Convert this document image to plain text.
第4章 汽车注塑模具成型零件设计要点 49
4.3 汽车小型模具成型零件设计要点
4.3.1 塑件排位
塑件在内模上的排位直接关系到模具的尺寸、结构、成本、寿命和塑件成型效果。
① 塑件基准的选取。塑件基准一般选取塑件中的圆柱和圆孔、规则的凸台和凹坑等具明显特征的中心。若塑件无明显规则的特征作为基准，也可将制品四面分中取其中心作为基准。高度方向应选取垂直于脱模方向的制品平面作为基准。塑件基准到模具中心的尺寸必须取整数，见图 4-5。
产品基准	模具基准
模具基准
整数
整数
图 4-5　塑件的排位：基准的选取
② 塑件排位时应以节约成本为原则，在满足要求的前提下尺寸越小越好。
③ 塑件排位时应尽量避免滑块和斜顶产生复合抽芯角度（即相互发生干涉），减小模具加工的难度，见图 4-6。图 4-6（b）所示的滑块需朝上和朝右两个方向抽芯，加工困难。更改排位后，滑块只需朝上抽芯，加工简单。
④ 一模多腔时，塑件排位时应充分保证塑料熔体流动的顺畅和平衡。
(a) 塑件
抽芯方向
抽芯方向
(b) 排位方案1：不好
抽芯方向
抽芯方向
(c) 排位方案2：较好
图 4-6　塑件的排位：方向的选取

_____

**Work to be completed:** Repeat back the data above, exact to the last character.

**Output for this exercise:**
Convert this document image to plain text.
第4章 汽车注塑模具成型零件设计要点 49
4.3 汽车小型模具成型零件设计要点
4.3.1 塑件排位
塑件在内模上的排位直接关系到模具的尺寸、结构、成本、寿命和塑件成型效果。
① 塑件基准的选取。塑件基准一般选取塑件中的圆柱和圆孔、规则的凸台和凹坑等具明显特征的中心。若塑件无明显规则的特征作为基准，也可将制品四面分中取其中心作为基准。高度方向应选取垂直于脱模方向的制品平面作为基准。塑件基准到模具中心的尺寸必须取整数，见图 4-5。
产品基准	模具基准
模具基准
整数
整数
图 4-5　塑件的排位：基准的选取
② 塑件排位时应以节约成本为原则，在满足要求的前提下尺寸越小越好。
③ 塑件排位时应尽量避免滑块和斜顶产生复合抽芯角度（即相互发生干涉），减小模具加工的难度，见图 4-6。图 4-6（b）所示的滑块需朝上和朝右两个方向抽芯，加工困难。更改排位后，滑块只需朝上抽芯，加工简单。
④ 一模多腔时，塑件排位时应充分保证塑料熔体流动的顺畅和平衡。
(a) 塑件
抽芯方向
抽芯方向
(b) 排位方案1：不好
抽芯方向
抽芯方向
(c) 排位方案2：较好
图 4-6　塑件的排位：方向的选取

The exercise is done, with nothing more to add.